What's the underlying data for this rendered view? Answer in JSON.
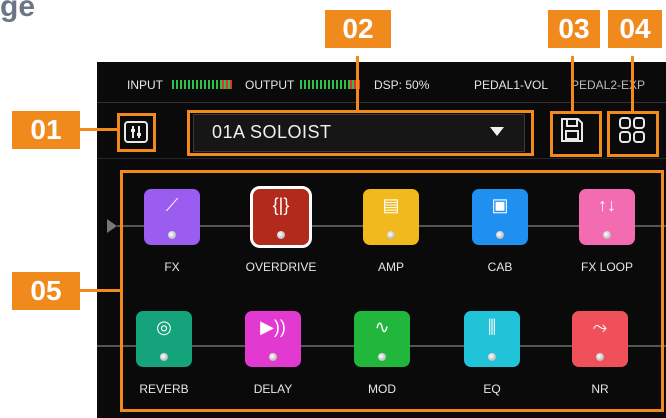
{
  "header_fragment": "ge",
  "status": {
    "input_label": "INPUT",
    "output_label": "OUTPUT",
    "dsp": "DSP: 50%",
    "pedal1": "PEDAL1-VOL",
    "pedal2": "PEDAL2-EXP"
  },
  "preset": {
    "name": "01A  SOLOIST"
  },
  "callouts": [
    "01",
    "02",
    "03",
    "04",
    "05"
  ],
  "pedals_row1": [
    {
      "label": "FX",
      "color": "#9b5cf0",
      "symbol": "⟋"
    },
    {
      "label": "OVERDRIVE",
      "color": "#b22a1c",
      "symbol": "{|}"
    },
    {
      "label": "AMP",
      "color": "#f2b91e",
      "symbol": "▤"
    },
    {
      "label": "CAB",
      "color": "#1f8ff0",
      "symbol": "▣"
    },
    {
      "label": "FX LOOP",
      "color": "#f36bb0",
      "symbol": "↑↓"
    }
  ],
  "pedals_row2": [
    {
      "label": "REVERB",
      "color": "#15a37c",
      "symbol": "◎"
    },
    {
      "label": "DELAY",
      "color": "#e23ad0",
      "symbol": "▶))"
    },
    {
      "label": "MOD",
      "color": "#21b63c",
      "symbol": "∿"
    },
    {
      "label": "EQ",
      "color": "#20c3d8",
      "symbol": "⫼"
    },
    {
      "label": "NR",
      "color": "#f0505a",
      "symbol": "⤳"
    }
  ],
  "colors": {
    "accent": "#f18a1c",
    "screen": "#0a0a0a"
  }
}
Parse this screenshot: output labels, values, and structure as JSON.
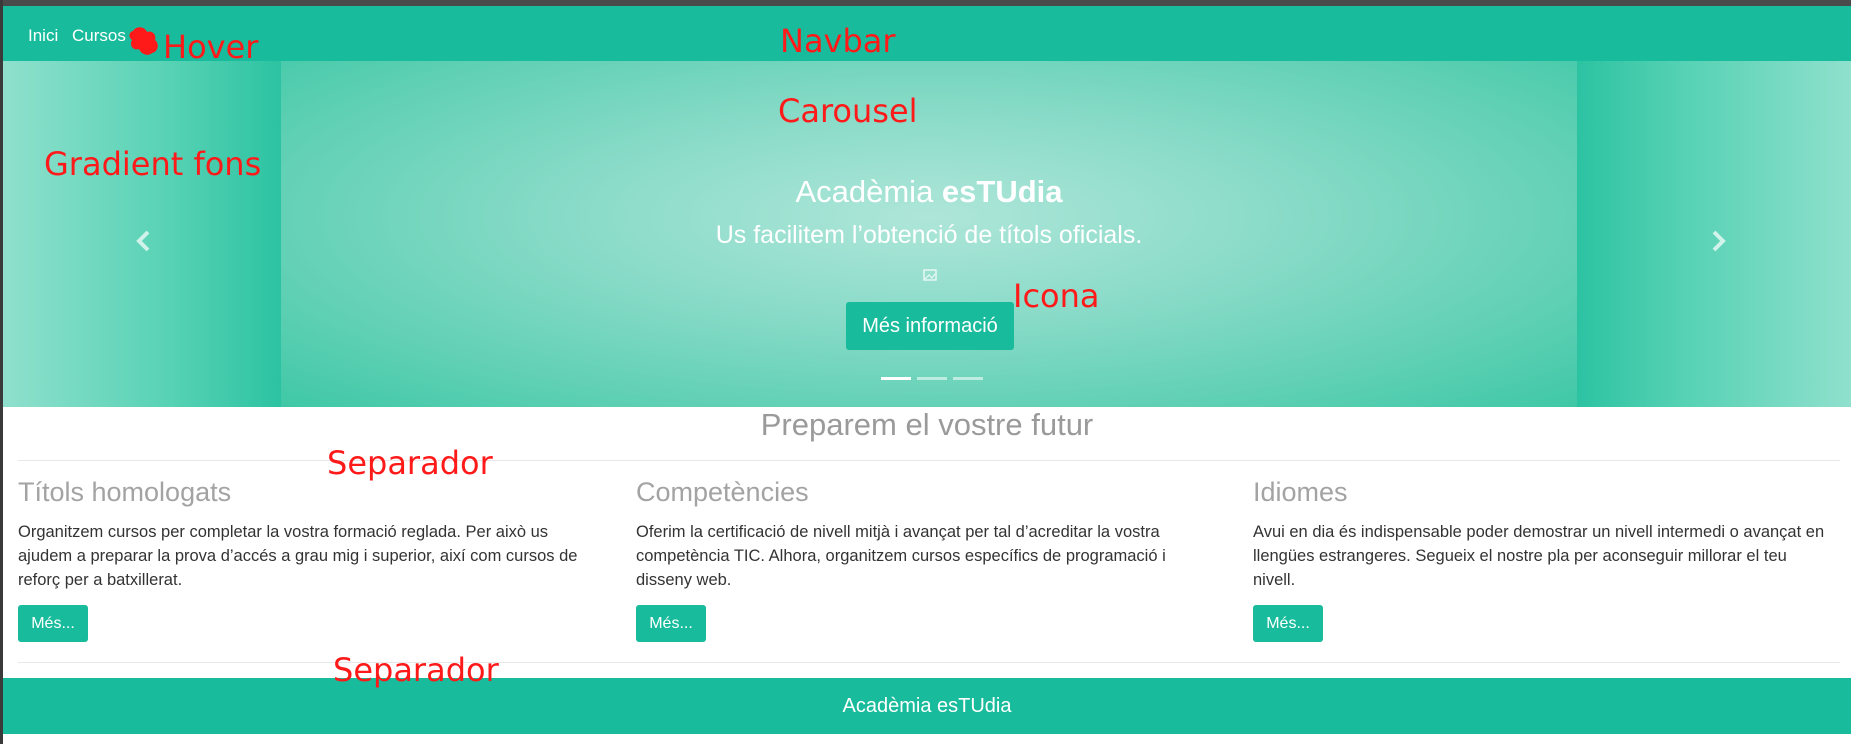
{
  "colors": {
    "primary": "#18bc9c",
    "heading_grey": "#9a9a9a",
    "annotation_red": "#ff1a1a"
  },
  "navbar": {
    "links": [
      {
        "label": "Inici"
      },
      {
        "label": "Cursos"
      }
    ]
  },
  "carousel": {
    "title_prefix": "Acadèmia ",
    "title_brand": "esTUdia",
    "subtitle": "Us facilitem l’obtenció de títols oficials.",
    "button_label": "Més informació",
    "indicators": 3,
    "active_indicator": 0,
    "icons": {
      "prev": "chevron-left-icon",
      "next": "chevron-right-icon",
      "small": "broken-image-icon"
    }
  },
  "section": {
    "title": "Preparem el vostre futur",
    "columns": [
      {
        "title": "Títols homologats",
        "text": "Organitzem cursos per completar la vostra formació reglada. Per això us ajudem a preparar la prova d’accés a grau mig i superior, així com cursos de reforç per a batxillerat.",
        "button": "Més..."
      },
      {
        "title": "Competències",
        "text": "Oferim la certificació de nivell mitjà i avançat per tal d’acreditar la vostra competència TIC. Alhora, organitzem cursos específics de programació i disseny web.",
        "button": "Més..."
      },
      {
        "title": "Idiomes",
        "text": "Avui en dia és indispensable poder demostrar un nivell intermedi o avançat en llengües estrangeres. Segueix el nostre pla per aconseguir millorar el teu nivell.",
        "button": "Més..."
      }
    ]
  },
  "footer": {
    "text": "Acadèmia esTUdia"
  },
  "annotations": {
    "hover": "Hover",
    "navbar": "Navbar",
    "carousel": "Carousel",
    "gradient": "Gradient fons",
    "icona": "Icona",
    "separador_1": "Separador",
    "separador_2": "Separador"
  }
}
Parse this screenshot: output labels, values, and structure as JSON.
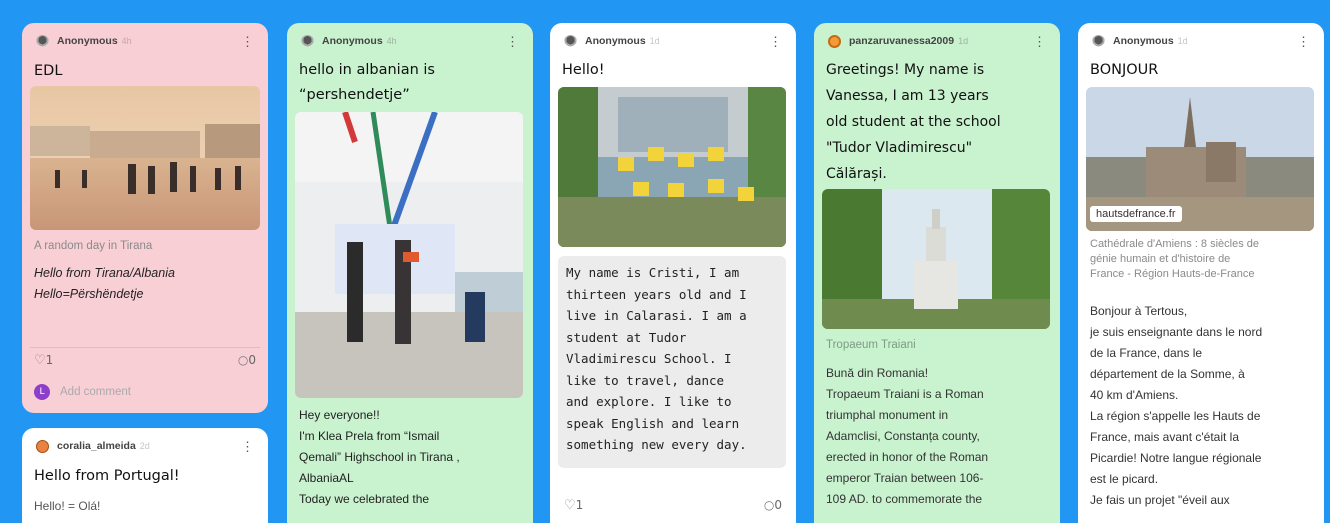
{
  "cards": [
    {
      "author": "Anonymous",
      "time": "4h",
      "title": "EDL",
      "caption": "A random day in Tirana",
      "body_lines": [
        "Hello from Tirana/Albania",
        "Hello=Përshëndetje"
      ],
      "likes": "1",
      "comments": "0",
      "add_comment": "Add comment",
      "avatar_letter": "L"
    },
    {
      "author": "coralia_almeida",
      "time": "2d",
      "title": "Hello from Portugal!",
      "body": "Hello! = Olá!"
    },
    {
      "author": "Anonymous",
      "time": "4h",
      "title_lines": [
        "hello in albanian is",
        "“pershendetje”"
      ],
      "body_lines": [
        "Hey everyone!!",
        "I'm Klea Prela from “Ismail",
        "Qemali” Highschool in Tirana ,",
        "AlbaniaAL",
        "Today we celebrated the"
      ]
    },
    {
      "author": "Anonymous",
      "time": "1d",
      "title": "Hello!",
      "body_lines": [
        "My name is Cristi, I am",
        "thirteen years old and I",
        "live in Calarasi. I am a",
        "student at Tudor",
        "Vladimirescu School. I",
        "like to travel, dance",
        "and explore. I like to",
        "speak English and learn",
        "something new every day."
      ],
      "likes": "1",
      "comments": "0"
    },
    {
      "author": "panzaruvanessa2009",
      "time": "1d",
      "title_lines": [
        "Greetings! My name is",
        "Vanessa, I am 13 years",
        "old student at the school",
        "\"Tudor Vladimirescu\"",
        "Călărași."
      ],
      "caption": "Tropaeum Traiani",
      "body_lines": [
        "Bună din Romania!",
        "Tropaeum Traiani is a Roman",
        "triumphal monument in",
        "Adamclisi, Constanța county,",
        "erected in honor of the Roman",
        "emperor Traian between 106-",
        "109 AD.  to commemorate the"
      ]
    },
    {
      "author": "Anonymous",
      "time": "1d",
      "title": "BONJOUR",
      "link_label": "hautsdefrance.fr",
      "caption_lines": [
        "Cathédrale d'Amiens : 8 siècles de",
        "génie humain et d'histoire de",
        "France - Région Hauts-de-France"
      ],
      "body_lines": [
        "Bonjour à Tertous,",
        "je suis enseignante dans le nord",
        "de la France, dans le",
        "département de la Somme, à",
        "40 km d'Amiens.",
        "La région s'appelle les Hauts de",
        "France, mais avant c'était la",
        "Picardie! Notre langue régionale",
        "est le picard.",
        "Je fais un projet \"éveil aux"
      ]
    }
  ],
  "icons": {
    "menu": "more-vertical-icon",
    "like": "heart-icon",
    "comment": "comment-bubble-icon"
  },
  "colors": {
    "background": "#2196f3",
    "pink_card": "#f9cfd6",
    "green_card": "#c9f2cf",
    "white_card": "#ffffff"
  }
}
——
* **GIVEN INSTRUCTION**
Look through the listing above. Pick out each line with "dans" and copy it.

* **SOLUTION TO THIS EXERCISE**
        "je suis enseignante dans le nord",
        "de la France, dans le",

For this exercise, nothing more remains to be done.